◆ What you are asked to do:
Reply with the count of lines holding "text", nothing more.

Stored entries
__________

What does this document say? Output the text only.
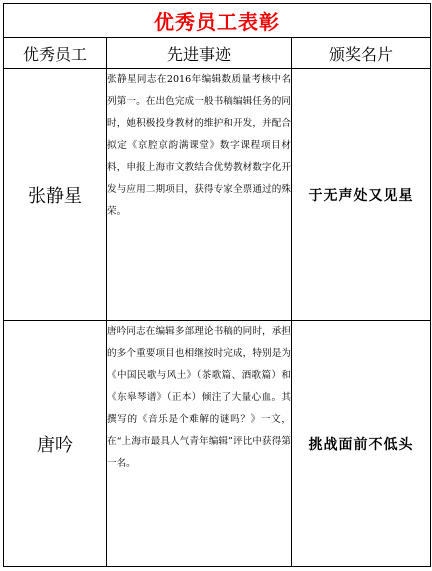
优秀员工表彰		
优秀员工	先进事迹	颁奖名片
张静星	张静星同志在2016年编辑数质量考核中名列第一。在出色完成一般书稿编辑任务的同时，她积极投身教材的维护和开发，并配合拟定《京腔京韵满课堂》数字课程项目材料，申报上海市文教结合优势教材数字化开发与应用二期项目，获得专家全票通过的殊荣。	于无声处又见星
唐吟	唐吟同志在编辑多部理论书稿的同时，承担的多个重要项目也相继按时完成，特别是为《中国民歌与风土》（茶歌篇、酒歌篇）和《东皋琴谱》（正本）倾注了大量心血。其撰写的《音乐是个难解的谜吗？》一文，在“上海市最具人气青年编辑”评比中获得第一名。	挑战面前不低头
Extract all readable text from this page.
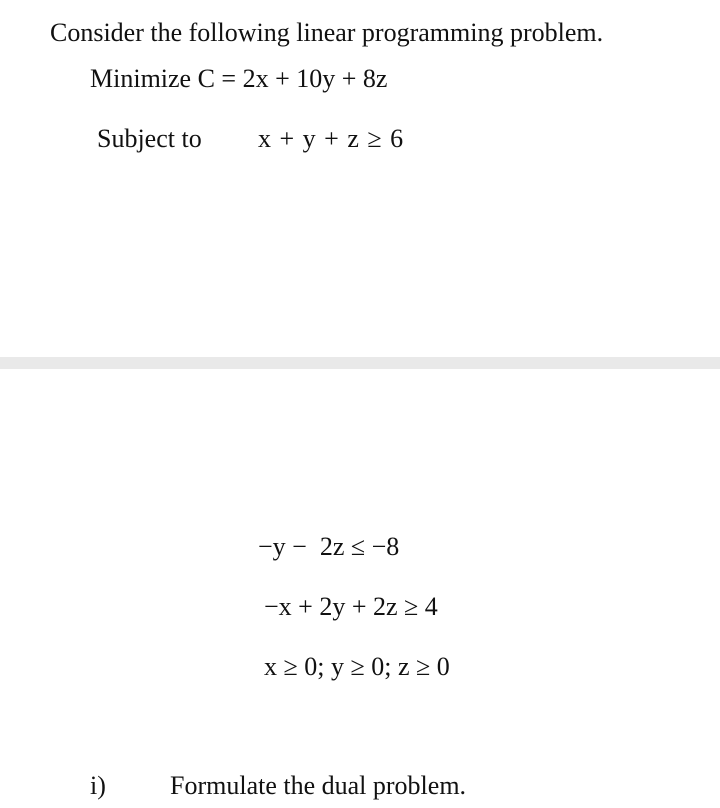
Consider the following linear programming problem.
Minimize C = 2x + 10y + 8z
Subject to x + y + z ≥ 6
−y −  2z ≤ −8
−x + 2y + 2z ≥ 4
x ≥ 0; y ≥ 0; z ≥ 0
i) Formulate the dual problem.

__________

◆ The result:
2